*YOUR TASK*
Set the listing down unchanged, minus every embedded image.

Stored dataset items
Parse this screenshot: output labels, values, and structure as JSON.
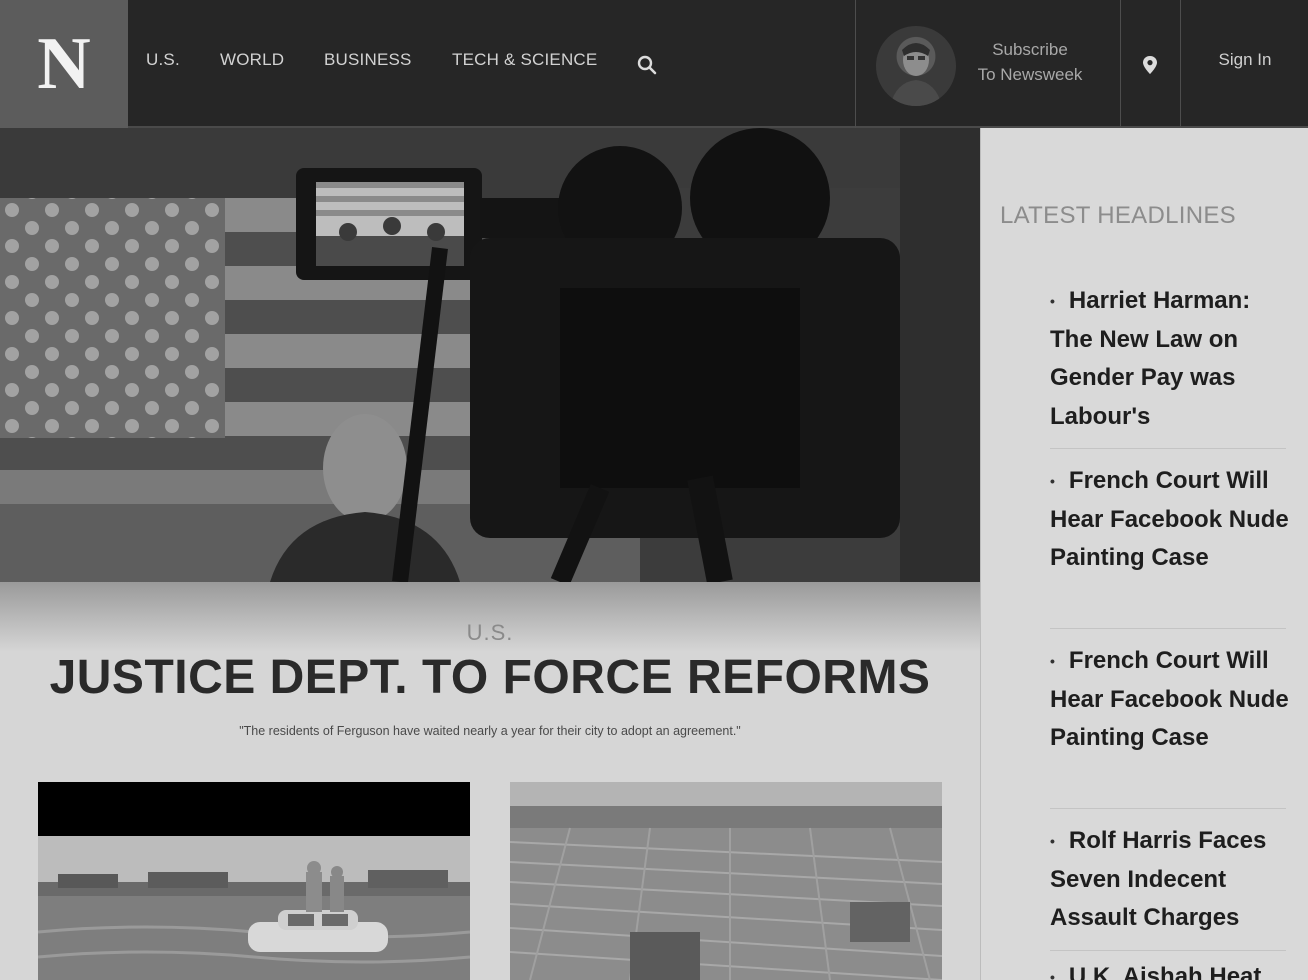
{
  "header": {
    "logo": "N",
    "nav": [
      {
        "label": "U.S."
      },
      {
        "label": "WORLD"
      },
      {
        "label": "BUSINESS"
      },
      {
        "label": "TECH & SCIENCE"
      }
    ],
    "search_icon": "search-icon",
    "subscribe": {
      "line1": "Subscribe",
      "line2": "To Newsweek"
    },
    "location_icon": "map-pin-icon",
    "signin": "Sign In"
  },
  "hero": {
    "section": "U.S.",
    "headline": "JUSTICE DEPT. TO FORCE REFORMS",
    "quote": "\"The residents of Ferguson have waited nearly a year for their city to adopt an agreement.\""
  },
  "sidebar": {
    "title": "LATEST HEADLINES",
    "items": [
      {
        "label": "Harriet Harman: The New Law on Gender Pay was Labour's"
      },
      {
        "label": "French Court Will Hear Facebook Nude Painting Case"
      },
      {
        "label": "French Court Will Hear Facebook Nude Painting Case"
      },
      {
        "label": "Rolf Harris Faces Seven Indecent Assault Charges"
      },
      {
        "label": "U.K. Aishah Heat"
      }
    ]
  }
}
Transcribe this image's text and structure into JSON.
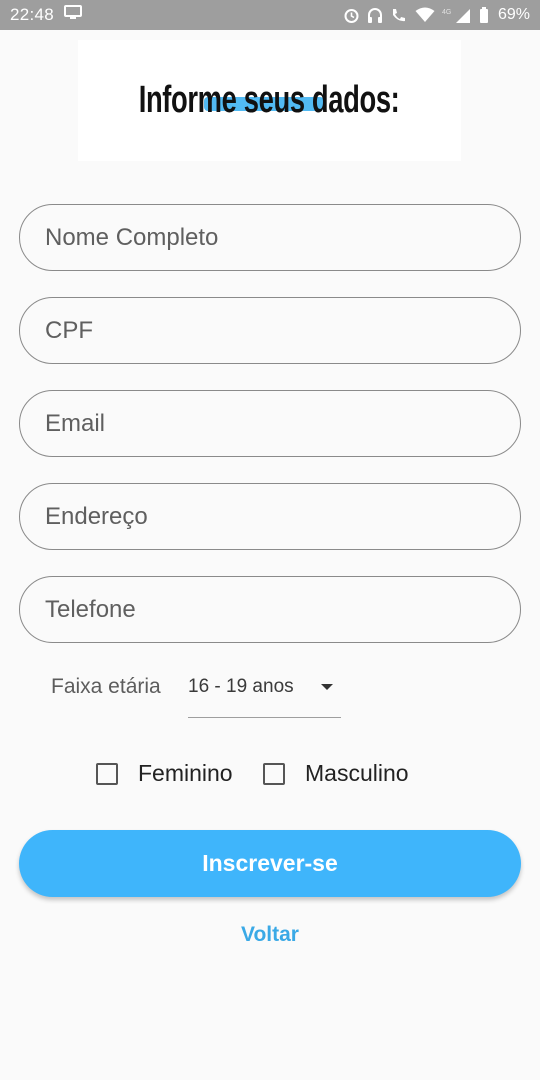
{
  "status_bar": {
    "time": "22:48",
    "battery_pct": "69%",
    "icons": [
      "screen-cast-icon",
      "alarm-icon",
      "headset-icon",
      "volte-call-icon",
      "wifi-icon",
      "signal-4g-icon",
      "battery-icon"
    ],
    "network_label": "4G"
  },
  "header": {
    "title": "Informe seus dados:",
    "accent_color": "#3fb3f2"
  },
  "form": {
    "name_placeholder": "Nome Completo",
    "cpf_placeholder": "CPF",
    "email_placeholder": "Email",
    "address_placeholder": "Endereço",
    "phone_placeholder": "Telefone",
    "age_label": "Faixa etária",
    "age_selected": "16 - 19 anos",
    "gender_options": {
      "female": "Feminino",
      "male": "Masculino"
    },
    "submit_label": "Inscrever-se",
    "back_label": "Voltar"
  },
  "colors": {
    "primary": "#3fb5fb",
    "link": "#3aa9e6",
    "status_bar": "#9e9e9e",
    "background": "#fafafa"
  }
}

*THE SOLUTION*
Parse this screenshot: output labels, values, and structure as JSON.
{
  "header": {
    "logo": "N",
    "nav": [
      {
        "label": "U.S."
      },
      {
        "label": "WORLD"
      },
      {
        "label": "BUSINESS"
      },
      {
        "label": "TECH & SCIENCE"
      }
    ],
    "search_icon": "search-icon",
    "subscribe": {
      "line1": "Subscribe",
      "line2": "To Newsweek"
    },
    "location_icon": "map-pin-icon",
    "signin": "Sign In"
  },
  "hero": {
    "section": "U.S.",
    "headline": "JUSTICE DEPT. TO FORCE REFORMS",
    "quote": "\"The residents of Ferguson have waited nearly a year for their city to adopt an agreement.\""
  },
  "sidebar": {
    "title": "LATEST HEADLINES",
    "items": [
      {
        "label": "Harriet Harman: The New Law on Gender Pay was Labour's"
      },
      {
        "label": "French Court Will Hear Facebook Nude Painting Case"
      },
      {
        "label": "French Court Will Hear Facebook Nude Painting Case"
      },
      {
        "label": "Rolf Harris Faces Seven Indecent Assault Charges"
      },
      {
        "label": "U.K. Aishah Heat"
      }
    ]
  }
}
Transcribe this image's text and structure into JSON.
{
  "status_bar": {
    "time": "22:48",
    "battery_pct": "69%",
    "icons": [
      "screen-cast-icon",
      "alarm-icon",
      "headset-icon",
      "volte-call-icon",
      "wifi-icon",
      "signal-4g-icon",
      "battery-icon"
    ],
    "network_label": "4G"
  },
  "header": {
    "title": "Informe seus dados:",
    "accent_color": "#3fb3f2"
  },
  "form": {
    "name_placeholder": "Nome Completo",
    "cpf_placeholder": "CPF",
    "email_placeholder": "Email",
    "address_placeholder": "Endereço",
    "phone_placeholder": "Telefone",
    "age_label": "Faixa etária",
    "age_selected": "16 - 19 anos",
    "gender_options": {
      "female": "Feminino",
      "male": "Masculino"
    },
    "submit_label": "Inscrever-se",
    "back_label": "Voltar"
  },
  "colors": {
    "primary": "#3fb5fb",
    "link": "#3aa9e6",
    "status_bar": "#9e9e9e",
    "background": "#fafafa"
  }
}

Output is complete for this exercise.